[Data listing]

========

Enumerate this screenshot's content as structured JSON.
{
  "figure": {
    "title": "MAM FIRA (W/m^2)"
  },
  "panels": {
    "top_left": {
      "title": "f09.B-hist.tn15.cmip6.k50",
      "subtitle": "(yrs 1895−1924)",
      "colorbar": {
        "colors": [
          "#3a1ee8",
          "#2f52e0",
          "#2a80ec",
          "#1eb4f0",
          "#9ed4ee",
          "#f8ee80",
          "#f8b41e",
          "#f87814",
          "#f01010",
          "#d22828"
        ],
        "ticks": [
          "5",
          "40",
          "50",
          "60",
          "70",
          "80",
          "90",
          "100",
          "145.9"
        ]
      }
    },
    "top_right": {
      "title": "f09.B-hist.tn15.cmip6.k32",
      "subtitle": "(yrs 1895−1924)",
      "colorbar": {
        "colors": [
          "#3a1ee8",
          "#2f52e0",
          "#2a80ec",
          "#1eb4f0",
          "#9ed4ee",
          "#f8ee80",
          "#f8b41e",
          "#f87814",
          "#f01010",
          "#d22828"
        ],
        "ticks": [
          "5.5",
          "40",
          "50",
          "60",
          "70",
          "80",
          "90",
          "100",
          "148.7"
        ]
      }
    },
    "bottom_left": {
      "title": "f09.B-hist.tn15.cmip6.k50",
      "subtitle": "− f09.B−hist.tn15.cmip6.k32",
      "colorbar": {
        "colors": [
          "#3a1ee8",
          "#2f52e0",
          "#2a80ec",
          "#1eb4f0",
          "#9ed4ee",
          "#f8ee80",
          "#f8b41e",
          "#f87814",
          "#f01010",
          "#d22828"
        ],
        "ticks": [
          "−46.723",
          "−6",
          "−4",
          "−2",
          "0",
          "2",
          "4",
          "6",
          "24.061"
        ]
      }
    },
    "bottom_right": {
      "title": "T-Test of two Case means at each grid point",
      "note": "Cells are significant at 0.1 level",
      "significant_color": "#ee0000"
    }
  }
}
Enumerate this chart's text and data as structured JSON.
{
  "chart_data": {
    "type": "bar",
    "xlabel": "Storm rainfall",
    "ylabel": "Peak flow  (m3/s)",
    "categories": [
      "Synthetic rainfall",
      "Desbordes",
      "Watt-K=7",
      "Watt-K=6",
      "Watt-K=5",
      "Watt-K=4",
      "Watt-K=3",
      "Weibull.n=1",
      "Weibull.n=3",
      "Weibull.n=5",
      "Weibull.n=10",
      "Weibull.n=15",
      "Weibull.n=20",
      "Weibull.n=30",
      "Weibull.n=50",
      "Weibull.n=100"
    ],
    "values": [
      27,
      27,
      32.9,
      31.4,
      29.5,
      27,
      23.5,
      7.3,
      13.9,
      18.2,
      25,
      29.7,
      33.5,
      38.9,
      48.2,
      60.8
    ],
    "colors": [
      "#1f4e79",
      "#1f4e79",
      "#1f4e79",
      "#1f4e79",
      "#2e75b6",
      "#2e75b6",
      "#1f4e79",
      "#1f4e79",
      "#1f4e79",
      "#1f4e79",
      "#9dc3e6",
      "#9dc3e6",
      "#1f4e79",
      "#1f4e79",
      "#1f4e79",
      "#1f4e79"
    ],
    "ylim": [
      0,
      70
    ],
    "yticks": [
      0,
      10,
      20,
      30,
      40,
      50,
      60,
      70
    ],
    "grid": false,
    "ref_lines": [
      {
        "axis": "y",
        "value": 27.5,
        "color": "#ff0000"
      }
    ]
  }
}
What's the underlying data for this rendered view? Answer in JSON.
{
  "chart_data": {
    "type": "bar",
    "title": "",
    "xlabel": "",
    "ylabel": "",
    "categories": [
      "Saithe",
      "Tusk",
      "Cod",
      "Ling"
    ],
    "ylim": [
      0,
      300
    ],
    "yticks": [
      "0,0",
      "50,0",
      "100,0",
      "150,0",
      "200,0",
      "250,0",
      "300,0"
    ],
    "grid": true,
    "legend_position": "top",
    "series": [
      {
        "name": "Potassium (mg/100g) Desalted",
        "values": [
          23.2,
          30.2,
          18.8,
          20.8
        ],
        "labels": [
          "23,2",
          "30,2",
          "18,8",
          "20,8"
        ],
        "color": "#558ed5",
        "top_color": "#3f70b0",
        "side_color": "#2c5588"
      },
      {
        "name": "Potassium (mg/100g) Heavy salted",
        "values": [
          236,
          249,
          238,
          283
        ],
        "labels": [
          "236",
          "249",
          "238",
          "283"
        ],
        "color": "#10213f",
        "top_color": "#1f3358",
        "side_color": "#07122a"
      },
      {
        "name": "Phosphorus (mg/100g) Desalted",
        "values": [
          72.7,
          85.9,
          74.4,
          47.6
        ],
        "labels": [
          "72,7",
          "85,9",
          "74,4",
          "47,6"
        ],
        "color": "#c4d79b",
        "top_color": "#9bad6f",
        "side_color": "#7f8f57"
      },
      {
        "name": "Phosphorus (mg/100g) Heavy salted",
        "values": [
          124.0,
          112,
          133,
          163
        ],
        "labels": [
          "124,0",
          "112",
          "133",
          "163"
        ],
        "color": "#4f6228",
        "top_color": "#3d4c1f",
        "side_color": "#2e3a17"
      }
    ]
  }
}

========

- AIM:
Say how many lines of the data include the string "Enumerate". Nothing other than the number should be given.

- ANSWER TO THIS TASK:
2